THE REQUEST »
Extract all lines containing "在自救无效的情况下".

TASK INPUT »
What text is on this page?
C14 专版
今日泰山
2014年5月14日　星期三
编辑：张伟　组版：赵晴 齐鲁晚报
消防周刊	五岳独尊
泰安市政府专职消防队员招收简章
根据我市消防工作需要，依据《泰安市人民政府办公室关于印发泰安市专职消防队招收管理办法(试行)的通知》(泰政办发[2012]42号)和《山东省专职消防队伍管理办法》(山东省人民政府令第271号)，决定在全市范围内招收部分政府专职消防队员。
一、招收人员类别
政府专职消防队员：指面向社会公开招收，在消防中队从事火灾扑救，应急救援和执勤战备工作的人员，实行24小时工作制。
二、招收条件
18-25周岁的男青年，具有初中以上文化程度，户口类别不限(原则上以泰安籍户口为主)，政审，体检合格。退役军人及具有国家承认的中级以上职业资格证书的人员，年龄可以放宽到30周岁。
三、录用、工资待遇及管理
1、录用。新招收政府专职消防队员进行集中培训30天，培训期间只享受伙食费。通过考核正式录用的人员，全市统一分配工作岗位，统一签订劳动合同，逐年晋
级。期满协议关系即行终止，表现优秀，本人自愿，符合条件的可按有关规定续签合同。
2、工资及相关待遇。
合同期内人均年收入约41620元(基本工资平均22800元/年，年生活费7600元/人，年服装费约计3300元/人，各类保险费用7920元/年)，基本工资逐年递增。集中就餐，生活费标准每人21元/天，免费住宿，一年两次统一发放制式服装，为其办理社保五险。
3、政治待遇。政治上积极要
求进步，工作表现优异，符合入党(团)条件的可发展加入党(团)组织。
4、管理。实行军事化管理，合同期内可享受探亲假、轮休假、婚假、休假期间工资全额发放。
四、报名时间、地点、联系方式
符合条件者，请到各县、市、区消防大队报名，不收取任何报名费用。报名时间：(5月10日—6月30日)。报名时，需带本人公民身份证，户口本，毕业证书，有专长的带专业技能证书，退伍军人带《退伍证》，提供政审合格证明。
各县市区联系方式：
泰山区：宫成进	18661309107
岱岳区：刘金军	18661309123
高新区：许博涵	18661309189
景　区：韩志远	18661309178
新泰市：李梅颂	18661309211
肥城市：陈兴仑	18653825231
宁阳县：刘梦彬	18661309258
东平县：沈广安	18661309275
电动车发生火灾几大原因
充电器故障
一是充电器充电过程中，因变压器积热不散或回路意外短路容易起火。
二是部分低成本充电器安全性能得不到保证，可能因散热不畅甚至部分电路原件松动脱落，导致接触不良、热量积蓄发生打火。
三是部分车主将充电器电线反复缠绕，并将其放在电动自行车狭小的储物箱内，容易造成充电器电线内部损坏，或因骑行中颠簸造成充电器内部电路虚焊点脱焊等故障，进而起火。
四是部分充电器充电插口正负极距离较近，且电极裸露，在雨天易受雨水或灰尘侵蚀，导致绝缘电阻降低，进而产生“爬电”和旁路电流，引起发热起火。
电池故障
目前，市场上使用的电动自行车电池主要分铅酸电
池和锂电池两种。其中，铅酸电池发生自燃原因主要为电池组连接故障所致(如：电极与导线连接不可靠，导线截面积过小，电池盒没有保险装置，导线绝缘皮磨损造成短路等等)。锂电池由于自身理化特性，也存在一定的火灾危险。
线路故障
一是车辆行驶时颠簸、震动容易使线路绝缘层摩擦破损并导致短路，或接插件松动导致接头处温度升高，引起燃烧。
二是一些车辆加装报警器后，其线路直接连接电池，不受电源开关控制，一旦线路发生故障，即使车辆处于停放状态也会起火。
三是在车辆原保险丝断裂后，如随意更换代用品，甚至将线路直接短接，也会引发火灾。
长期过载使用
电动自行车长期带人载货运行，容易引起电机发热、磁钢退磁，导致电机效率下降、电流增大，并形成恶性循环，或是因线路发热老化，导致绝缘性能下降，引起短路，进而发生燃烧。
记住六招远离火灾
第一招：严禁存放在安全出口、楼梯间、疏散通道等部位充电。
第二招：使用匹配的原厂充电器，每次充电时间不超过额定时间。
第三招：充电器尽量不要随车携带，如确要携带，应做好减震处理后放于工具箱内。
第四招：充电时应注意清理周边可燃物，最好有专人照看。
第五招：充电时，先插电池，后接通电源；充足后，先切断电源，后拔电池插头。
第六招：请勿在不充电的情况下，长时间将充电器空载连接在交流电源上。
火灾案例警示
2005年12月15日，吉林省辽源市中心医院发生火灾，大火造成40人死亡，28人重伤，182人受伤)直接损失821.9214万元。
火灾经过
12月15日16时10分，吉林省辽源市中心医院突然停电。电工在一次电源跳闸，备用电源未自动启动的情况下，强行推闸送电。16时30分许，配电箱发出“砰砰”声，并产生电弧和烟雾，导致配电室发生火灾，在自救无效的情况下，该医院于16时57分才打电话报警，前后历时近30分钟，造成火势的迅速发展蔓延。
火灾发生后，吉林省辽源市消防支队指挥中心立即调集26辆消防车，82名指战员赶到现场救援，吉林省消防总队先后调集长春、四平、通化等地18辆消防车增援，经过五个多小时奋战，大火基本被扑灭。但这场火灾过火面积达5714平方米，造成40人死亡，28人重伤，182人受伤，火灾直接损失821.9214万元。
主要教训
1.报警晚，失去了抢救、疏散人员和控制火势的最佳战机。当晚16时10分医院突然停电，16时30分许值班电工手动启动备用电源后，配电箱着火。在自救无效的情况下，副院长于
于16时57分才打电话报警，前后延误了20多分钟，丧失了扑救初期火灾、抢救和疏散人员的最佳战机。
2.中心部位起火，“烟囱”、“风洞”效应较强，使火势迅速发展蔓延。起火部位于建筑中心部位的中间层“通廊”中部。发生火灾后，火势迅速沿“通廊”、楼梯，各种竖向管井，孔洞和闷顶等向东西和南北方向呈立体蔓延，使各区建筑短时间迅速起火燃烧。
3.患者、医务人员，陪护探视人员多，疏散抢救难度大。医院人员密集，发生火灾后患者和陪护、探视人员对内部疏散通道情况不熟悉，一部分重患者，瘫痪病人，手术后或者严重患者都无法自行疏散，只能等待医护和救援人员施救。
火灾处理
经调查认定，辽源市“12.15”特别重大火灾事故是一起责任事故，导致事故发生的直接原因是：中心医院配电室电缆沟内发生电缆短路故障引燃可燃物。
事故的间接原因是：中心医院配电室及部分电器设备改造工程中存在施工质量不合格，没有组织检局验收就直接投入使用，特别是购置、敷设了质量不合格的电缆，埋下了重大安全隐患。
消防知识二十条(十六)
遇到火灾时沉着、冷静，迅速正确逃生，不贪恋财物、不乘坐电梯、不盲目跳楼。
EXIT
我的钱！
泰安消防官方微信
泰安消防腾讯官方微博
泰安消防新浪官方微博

THE SOLUTION »
12月15日16时10分，吉林省辽源市中心医院突然停电。电工在一次电源跳闸，备用电源未自动启动的情况下，强行推闸送电。16时30分许，配电箱发出“砰砰”声，并产生电弧和烟雾，导致配电室发生火灾，在自救无效的情况下，该医院于16时57分才打电话报警，前后历时近30分钟，造成火势的迅速发展蔓延。
1.报警晚，失去了抢救、疏散人员和控制火势的最佳战机。当晚16时10分医院突然停电，16时30分许值班电工手动启动备用电源后，配电箱着火。在自救无效的情况下，副院长于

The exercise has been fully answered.